Tierra de nadie

El abogado millonario del Rey

Mucho más que a la propia infanta, cuya incapacidad para enterarse de algo le hace difícil apreciar sus estados de ánimo, la absolución de la hermana del Rey ha convertido a Miquel Roca en el tipo más feliz del mundo. Su euforia, un éxtasis indescriptible que le ha hecho levitar de satisfacción –y se supone que también de orgullo-, es comprensible. El fallo ha devuelto a Roca esa órbita geoestacionaria en torno al planeta dinero, del que viene siendo un satélite de ultimísima generación.

Siempre a la sombra de Pujol, que el molt honorable pese a ser bajito era peor que un eclipse, Roca cambió de religión cuando comprobó que lo del poder se le resistía. Empujado a los acantilados de una operación que debía hacer del centro reformista una alternativa de Gobierno -fracaso directamente proporcional a su cobardía- y descuadernado por otro embate, el de su malogrado asalto a la alcaldía de Barcelona, el padre de la Constitución decidió hacerse millonario a toda costa desde su bufete de abogados, misión que ha venido completando con gran éxito de crítica y público.

_Tareas del ejercicio_
A – Según el texto de estudio, ¿por qué Roca "cambió de religión" y decidió hacerse millonario? Respóndelo en una a tres oraciones.
B – En el texto de estudio, ¿desde dónde decidió Roca hacerse millonario?

_Datos de entrada_

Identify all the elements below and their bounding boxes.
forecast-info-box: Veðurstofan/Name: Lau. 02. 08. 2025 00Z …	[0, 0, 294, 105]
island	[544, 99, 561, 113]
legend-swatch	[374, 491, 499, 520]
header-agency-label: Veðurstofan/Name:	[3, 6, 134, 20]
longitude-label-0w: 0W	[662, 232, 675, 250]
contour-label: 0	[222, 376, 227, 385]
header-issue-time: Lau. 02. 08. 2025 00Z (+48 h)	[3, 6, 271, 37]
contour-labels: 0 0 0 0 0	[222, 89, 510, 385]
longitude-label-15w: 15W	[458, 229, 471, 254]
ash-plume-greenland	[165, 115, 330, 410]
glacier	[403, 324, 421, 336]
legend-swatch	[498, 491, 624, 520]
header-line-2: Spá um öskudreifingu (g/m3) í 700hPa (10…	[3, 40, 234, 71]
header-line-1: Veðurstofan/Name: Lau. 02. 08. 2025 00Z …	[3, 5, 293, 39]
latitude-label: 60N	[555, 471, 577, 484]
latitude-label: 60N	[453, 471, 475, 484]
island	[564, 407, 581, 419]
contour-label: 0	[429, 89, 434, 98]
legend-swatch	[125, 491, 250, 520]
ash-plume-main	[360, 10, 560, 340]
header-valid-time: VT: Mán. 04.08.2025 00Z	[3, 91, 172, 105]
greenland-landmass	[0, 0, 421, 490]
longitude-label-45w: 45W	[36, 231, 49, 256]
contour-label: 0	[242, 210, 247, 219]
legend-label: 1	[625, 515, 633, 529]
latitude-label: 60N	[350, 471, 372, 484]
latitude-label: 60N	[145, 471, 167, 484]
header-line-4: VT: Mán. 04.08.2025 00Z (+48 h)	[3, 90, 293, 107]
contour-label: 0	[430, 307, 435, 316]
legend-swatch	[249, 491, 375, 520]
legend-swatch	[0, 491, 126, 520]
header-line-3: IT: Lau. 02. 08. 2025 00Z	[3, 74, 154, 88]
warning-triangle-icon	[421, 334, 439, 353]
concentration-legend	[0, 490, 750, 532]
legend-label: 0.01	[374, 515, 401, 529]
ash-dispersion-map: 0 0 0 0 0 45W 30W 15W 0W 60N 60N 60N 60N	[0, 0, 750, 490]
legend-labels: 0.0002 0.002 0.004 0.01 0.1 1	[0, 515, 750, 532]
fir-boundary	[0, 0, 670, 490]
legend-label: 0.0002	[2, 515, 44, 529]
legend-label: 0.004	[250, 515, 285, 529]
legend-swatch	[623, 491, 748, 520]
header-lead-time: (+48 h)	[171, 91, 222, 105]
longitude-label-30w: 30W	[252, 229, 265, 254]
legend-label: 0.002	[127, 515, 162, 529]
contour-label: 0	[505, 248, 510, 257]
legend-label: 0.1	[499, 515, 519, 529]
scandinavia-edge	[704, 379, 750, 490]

_Respuestas por tarea_
A – Roca cambió de religión al comprobar que el poder se le resistía. Lo empujaron a ello el fracaso de la operación que debía convertir al centro reformista en alternativa de Gobierno y su malogrado asalto a la alcaldía de Barcelona.

B – Desde su bufete de abogados.